- [What you should do] Turn every line of the items below into a JSON list of strings, one string per line, and leave out any blank lines.

(Page element annotations)
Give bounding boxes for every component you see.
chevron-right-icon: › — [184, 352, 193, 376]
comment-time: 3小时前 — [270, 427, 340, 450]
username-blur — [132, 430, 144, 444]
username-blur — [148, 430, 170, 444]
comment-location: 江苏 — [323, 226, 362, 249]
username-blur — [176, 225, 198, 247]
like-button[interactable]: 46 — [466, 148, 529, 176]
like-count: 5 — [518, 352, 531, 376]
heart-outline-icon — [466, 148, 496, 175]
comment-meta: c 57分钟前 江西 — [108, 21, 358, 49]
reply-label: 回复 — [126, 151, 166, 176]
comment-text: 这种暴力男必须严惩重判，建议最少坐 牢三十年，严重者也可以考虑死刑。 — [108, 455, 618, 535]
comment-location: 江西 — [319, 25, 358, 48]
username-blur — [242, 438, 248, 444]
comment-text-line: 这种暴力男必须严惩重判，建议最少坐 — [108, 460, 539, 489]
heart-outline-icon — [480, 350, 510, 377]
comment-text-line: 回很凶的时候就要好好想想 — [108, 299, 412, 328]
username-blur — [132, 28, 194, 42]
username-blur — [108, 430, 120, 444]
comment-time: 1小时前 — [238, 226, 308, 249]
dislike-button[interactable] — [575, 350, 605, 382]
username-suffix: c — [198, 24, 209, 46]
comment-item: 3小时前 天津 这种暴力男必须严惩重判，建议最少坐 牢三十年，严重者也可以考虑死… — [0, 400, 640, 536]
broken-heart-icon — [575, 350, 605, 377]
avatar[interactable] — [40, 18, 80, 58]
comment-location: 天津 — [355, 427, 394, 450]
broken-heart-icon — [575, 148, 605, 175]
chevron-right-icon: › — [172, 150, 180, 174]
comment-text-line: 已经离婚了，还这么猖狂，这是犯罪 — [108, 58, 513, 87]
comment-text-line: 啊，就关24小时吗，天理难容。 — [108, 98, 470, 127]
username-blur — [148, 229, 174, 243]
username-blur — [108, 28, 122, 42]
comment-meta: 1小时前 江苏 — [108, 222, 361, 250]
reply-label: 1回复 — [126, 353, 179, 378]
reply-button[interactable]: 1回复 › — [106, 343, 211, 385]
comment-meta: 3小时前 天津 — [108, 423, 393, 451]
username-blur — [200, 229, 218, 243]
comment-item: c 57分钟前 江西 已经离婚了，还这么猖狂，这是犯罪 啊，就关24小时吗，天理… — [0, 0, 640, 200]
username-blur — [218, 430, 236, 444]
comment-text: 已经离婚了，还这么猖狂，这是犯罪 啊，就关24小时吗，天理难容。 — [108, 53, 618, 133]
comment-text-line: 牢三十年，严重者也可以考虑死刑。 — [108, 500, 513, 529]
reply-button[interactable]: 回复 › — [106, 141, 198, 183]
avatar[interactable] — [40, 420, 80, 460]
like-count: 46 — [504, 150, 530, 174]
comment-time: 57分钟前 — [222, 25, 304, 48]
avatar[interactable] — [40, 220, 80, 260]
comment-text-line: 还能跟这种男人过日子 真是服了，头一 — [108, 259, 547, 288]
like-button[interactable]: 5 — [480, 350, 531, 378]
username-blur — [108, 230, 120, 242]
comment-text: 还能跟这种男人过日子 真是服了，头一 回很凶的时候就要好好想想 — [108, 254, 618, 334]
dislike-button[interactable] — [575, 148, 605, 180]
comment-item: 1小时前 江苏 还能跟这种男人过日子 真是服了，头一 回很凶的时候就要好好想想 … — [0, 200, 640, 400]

- [Exercise result]
[
  "Give bounding boxes for every component you see.",
  "chevron-right-icon: › — [184, 352, 193, 376]",
  "comment-time: 3小时前 — [270, 427, 340, 450]",
  "username-blur — [132, 430, 144, 444]",
  "username-blur — [148, 430, 170, 444]",
  "comment-location: 江苏 — [323, 226, 362, 249]",
  "username-blur — [176, 225, 198, 247]",
  "like-button[interactable]: 46 — [466, 148, 529, 176]",
  "like-count: 5 — [518, 352, 531, 376]",
  "heart-outline-icon — [466, 148, 496, 175]",
  "comment-meta: c 57分钟前 江西 — [108, 21, 358, 49]",
  "reply-label: 回复 — [126, 151, 166, 176]",
  "comment-text: 这种暴力男必须严惩重判，建议最少坐 牢三十年，严重者也可以考虑死刑。 — [108, 455, 618, 535]",
  "comment-location: 江西 — [319, 25, 358, 48]",
  "username-blur — [242, 438, 248, 444]",
  "comment-text-line: 这种暴力男必须严惩重判，建议最少坐 — [108, 460, 539, 489]",
  "heart-outline-icon — [480, 350, 510, 377]",
  "comment-text-line: 回很凶的时候就要好好想想 — [108, 299, 412, 328]",
  "username-blur — [132, 28, 194, 42]",
  "username-blur — [108, 430, 120, 444]",
  "comment-time: 1小时前 — [238, 226, 308, 249]",
  "dislike-button[interactable] — [575, 350, 605, 382]",
  "username-suffix: c — [198, 24, 209, 46]",
  "comment-item: 3小时前 天津 这种暴力男必须严惩重判，建议最少坐 牢三十年，严重者也可以考虑死… — [0, 400, 640, 536]",
  "broken-heart-icon — [575, 350, 605, 377]",
  "avatar[interactable] — [40, 18, 80, 58]",
  "comment-location: 天津 — [355, 427, 394, 450]",
  "broken-heart-icon — [575, 148, 605, 175]",
  "chevron-right-icon: › — [172, 150, 180, 174]",
  "comment-text-line: 已经离婚了，还这么猖狂，这是犯罪 — [108, 58, 513, 87]",
  "comment-text-line: 啊，就关24小时吗，天理难容。 — [108, 98, 470, 127]",
  "username-blur — [148, 229, 174, 243]",
  "username-blur — [108, 28, 122, 42]",
  "comment-meta: 1小时前 江苏 — [108, 222, 361, 250]",
  "reply-label: 1回复 — [126, 353, 179, 378]",
  "reply-button[interactable]: 1回复 › — [106, 343, 211, 385]",
  "comment-meta: 3小时前 天津 — [108, 423, 393, 451]",
  "username-blur — [200, 229, 218, 243]",
  "comment-item: c 57分钟前 江西 已经离婚了，还这么猖狂，这是犯罪 啊，就关24小时吗，天理… — [0, 0, 640, 200]",
  "username-blur — [218, 430, 236, 444]",
  "comment-text: 已经离婚了，还这么猖狂，这是犯罪 啊，就关24小时吗，天理难容。 — [108, 53, 618, 133]",
  "comment-text-line: 牢三十年，严重者也可以考虑死刑。 — [108, 500, 513, 529]",
  "reply-button[interactable]: 回复 › — [106, 141, 198, 183]",
  "avatar[interactable] — [40, 420, 80, 460]",
  "like-count: 46 — [504, 150, 530, 174]",
  "comment-time: 57分钟前 — [222, 25, 304, 48]",
  "avatar[interactable] — [40, 220, 80, 260]",
  "comment-text-line: 还能跟这种男人过日子 真是服了，头一 — [108, 259, 547, 288]",
  "like-button[interactable]: 5 — [480, 350, 531, 378]",
  "username-blur — [108, 230, 120, 242]",
  "comment-text: 还能跟这种男人过日子 真是服了，头一 回很凶的时候就要好好想想 — [108, 254, 618, 334]",
  "dislike-button[interactable] — [575, 148, 605, 180]",
  "comment-item: 1小时前 江苏 还能跟这种男人过日子 真是服了，头一 回很凶的时候就要好好想想 … — [0, 200, 640, 400]"
]